Problem statement: Collect from the data below each line with "icon".

Data to use:
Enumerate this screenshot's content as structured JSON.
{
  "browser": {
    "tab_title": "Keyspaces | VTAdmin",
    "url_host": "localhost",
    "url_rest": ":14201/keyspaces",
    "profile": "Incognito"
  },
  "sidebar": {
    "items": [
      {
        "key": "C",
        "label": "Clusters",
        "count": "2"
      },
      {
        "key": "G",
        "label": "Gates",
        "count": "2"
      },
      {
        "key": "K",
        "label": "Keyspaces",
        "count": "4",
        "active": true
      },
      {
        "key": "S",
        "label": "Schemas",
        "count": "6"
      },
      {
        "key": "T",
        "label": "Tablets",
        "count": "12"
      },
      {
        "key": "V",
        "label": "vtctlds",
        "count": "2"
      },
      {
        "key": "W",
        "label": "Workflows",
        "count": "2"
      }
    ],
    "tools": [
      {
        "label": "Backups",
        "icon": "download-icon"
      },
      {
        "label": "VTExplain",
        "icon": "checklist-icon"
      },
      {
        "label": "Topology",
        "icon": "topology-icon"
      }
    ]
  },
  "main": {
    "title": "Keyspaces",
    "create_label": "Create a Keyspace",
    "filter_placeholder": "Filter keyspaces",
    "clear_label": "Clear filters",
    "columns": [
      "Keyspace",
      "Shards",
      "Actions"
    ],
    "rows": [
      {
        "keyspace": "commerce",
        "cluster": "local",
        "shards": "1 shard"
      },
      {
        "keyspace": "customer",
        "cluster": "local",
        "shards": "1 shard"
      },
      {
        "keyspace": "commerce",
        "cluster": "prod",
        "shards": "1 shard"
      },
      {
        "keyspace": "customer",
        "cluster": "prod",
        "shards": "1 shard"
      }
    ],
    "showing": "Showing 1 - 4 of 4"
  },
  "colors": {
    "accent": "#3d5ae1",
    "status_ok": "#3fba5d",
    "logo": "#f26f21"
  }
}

Solution for this problem:
        "icon": "download-icon"
        "icon": "checklist-icon"
        "icon": "topology-icon"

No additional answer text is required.